··· EXCERPTED DATA

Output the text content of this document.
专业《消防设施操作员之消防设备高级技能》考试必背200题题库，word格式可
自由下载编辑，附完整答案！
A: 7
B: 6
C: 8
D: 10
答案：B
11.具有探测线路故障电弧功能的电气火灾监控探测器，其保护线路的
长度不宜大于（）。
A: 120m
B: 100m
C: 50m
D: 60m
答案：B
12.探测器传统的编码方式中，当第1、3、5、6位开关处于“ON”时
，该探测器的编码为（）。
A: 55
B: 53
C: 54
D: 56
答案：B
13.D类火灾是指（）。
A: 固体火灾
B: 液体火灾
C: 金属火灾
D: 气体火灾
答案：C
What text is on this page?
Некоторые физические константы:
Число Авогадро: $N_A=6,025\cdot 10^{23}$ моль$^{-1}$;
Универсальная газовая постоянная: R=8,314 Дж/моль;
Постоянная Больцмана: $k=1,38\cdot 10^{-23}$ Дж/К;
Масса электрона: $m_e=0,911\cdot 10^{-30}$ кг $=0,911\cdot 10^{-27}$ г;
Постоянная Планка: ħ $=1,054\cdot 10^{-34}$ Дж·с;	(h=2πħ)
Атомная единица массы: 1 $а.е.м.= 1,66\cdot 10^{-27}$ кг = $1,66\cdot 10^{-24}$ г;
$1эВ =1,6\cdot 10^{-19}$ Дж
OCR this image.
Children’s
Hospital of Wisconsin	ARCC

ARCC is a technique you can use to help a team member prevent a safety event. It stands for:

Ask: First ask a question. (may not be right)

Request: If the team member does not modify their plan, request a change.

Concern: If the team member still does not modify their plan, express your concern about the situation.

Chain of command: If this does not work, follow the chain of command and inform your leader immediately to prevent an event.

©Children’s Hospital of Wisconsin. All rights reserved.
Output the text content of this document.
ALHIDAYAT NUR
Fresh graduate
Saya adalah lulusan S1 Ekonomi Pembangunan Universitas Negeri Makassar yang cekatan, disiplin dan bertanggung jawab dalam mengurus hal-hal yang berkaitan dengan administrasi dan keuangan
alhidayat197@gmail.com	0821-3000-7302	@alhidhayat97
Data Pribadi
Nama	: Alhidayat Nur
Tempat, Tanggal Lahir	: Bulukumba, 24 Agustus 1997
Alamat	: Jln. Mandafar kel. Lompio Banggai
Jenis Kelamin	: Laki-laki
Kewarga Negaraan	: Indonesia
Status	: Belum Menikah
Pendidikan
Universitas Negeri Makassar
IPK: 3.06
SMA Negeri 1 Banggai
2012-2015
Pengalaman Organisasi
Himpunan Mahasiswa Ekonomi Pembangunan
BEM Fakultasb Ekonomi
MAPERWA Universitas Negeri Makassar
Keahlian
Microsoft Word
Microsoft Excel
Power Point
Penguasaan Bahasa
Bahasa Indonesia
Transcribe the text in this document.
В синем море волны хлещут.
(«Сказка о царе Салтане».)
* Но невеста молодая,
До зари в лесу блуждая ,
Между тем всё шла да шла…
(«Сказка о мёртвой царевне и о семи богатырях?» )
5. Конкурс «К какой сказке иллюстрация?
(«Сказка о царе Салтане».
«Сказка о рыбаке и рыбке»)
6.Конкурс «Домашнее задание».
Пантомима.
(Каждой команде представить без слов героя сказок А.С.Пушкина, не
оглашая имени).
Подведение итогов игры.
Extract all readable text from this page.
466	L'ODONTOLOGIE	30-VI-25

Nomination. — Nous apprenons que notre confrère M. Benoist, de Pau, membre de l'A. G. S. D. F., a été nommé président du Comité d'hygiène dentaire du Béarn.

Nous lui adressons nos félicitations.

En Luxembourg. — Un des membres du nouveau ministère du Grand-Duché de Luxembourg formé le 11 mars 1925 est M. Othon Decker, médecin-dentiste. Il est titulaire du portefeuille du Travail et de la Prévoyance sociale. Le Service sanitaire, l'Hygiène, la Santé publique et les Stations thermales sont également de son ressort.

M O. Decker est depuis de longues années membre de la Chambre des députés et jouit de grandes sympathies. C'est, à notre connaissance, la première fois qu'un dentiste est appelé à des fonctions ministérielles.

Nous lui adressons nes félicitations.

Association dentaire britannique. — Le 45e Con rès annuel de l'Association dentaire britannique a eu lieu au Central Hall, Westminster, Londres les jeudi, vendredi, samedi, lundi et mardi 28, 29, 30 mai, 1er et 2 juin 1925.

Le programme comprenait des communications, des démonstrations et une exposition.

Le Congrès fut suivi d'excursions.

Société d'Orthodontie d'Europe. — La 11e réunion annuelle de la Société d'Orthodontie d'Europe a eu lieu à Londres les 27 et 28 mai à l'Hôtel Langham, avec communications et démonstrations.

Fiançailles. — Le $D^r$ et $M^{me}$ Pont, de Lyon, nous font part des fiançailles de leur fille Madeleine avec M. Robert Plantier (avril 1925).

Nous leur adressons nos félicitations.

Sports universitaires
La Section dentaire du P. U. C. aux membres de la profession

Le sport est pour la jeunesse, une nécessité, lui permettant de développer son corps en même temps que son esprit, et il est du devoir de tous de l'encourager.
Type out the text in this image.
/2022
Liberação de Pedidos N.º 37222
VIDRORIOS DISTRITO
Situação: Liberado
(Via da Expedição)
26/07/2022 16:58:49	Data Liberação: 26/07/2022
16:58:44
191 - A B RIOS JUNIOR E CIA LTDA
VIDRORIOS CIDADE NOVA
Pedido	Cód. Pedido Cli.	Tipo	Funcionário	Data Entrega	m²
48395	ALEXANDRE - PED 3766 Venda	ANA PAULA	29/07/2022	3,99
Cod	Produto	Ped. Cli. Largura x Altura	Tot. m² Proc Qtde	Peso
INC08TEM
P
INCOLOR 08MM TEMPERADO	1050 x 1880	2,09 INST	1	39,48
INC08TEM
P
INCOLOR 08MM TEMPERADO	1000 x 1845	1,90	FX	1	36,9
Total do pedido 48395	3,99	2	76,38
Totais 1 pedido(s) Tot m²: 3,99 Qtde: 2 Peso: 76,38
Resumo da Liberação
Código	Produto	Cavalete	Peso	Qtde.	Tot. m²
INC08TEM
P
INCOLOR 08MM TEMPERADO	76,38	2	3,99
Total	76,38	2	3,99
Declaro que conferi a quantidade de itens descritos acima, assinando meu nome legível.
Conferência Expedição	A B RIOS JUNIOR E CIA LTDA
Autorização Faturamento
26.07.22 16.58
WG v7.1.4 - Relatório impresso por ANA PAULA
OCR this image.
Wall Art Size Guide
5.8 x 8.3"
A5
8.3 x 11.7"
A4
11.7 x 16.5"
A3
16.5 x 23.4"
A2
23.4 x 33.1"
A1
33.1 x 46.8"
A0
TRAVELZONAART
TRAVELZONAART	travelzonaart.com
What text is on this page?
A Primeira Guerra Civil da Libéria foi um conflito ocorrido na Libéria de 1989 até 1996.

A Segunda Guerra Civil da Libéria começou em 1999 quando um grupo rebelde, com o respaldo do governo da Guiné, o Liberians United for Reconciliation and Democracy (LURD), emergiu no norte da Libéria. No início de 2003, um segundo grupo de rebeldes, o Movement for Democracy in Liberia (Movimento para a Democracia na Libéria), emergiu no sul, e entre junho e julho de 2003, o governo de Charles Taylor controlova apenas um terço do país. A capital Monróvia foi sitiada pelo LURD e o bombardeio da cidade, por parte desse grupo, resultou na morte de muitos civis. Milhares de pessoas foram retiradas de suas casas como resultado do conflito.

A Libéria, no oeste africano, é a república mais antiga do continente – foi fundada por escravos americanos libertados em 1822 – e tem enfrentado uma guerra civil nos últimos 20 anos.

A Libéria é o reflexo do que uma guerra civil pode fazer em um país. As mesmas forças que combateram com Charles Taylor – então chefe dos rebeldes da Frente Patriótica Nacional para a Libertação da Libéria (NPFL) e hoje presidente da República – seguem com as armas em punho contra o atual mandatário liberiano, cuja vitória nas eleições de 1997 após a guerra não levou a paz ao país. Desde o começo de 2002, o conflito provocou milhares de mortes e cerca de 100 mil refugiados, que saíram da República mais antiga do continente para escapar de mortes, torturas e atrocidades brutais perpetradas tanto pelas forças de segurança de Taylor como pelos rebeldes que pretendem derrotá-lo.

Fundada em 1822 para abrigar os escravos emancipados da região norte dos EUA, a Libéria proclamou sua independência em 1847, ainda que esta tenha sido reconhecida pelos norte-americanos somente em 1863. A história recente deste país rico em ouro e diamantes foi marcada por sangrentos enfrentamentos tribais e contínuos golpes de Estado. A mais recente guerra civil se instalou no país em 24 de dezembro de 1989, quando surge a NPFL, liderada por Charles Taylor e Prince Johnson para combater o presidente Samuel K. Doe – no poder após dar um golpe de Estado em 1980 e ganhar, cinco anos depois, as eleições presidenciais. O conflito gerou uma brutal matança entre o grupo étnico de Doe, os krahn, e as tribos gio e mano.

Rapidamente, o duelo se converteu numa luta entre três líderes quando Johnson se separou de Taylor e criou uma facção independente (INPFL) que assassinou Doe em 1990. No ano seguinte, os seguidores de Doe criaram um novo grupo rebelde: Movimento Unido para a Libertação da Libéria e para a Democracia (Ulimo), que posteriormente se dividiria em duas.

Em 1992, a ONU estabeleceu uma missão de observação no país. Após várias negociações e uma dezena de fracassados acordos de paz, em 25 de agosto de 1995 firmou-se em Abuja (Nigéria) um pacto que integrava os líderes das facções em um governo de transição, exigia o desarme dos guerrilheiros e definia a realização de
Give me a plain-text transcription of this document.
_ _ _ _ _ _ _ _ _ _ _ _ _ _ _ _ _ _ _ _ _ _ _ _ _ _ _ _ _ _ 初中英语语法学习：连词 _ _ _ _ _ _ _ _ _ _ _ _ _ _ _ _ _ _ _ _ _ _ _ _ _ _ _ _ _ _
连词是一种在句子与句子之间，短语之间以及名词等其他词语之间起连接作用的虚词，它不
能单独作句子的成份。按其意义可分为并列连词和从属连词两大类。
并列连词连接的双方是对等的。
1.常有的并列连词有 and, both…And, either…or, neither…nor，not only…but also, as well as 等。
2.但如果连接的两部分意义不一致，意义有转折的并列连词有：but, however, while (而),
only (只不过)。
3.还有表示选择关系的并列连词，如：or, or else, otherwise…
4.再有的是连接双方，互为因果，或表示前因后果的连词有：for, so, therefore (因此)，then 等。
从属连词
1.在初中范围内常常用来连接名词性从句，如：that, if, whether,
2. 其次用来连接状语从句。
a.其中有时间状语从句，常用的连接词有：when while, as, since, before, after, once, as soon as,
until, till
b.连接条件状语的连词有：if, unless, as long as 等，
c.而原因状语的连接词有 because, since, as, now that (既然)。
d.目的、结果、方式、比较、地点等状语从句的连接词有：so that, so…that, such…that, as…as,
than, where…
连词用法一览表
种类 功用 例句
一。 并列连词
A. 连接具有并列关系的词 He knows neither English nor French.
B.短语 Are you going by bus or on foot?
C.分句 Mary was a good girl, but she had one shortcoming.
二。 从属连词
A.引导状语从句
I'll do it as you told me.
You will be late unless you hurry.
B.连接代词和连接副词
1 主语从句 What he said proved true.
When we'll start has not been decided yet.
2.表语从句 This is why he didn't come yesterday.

······

Search the data above for the string "cdot" and return every line that has it.

• EXERCISE RESPONSE
Число Авогадро: $N_A=6,025\cdot 10^{23}$ моль$^{-1}$;
Постоянная Больцмана: $k=1,38\cdot 10^{-23}$ Дж/К;
Масса электрона: $m_e=0,911\cdot 10^{-30}$ кг $=0,911\cdot 10^{-27}$ г;
Постоянная Планка: ħ $=1,054\cdot 10^{-34}$ Дж·с;	(h=2πħ)
Атомная единица массы: 1 $а.е.м.= 1,66\cdot 10^{-27}$ кг = $1,66\cdot 10^{-24}$ г;
$1эВ =1,6\cdot 10^{-19}$ Дж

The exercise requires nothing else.